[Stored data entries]
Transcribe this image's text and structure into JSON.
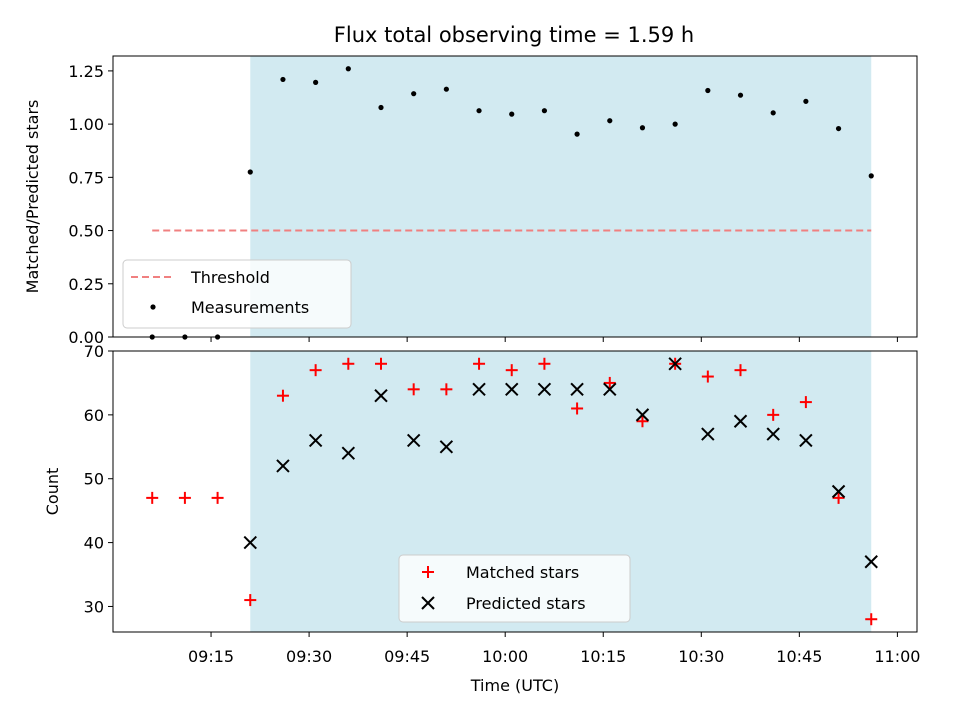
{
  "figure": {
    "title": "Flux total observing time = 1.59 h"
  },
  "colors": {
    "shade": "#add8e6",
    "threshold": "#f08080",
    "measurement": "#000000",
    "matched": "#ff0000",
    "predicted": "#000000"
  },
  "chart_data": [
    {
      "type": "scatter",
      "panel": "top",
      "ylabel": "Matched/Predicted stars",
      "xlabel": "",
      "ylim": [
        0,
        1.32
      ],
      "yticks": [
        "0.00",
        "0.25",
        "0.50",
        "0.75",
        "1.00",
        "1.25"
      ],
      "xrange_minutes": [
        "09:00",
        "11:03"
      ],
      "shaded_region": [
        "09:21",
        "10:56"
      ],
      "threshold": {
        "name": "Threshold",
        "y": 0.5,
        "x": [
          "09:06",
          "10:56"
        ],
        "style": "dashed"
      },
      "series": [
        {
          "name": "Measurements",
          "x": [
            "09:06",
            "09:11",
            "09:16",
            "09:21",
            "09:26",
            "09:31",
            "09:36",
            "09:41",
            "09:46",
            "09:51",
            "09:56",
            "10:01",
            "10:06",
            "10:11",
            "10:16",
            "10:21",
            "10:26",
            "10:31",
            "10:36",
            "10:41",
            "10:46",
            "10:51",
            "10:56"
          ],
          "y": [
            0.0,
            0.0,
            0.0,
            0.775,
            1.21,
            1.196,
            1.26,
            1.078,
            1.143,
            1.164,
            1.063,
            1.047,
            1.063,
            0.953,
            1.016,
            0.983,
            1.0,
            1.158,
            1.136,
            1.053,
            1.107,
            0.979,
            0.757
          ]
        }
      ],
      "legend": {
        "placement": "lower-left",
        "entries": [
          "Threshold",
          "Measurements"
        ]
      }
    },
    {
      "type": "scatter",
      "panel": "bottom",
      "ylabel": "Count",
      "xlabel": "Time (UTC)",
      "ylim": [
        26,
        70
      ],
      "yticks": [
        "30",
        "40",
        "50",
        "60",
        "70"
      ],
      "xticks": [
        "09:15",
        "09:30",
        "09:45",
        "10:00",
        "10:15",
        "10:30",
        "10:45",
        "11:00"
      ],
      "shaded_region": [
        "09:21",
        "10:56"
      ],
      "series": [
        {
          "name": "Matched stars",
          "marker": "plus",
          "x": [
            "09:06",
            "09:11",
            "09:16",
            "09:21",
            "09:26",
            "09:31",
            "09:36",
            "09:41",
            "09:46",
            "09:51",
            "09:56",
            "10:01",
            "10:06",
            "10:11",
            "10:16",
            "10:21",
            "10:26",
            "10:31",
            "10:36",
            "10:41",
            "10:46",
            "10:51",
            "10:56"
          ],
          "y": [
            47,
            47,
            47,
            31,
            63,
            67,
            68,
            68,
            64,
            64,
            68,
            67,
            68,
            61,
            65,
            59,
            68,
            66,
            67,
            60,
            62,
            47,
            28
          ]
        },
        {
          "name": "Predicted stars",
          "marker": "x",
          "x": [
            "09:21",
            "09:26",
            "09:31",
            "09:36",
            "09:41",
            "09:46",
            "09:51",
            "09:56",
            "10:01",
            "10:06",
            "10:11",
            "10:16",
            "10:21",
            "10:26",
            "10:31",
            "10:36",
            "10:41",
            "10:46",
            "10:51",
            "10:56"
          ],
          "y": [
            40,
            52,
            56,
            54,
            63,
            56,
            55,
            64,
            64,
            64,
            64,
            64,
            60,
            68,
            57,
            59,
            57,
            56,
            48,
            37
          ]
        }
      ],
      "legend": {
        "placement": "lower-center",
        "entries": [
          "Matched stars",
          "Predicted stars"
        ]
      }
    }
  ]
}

--

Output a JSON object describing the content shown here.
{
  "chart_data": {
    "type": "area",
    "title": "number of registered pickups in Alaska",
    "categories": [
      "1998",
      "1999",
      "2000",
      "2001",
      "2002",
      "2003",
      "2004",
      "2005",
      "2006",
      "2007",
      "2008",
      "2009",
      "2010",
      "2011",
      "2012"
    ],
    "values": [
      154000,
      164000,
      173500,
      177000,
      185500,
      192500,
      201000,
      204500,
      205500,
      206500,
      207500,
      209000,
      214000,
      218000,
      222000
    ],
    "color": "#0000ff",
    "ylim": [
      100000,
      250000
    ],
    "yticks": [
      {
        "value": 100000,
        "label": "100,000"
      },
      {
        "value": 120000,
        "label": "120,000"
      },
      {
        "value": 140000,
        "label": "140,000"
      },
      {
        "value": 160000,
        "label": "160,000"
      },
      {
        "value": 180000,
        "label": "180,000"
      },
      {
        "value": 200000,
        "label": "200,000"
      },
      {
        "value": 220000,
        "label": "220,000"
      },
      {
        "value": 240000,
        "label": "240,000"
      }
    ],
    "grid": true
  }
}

Required work:
List every line above containing the word "title".

Answer below:
    "title": "Flux total observing time = 1.59 h"
    "title": "number of registered pickups in Alaska",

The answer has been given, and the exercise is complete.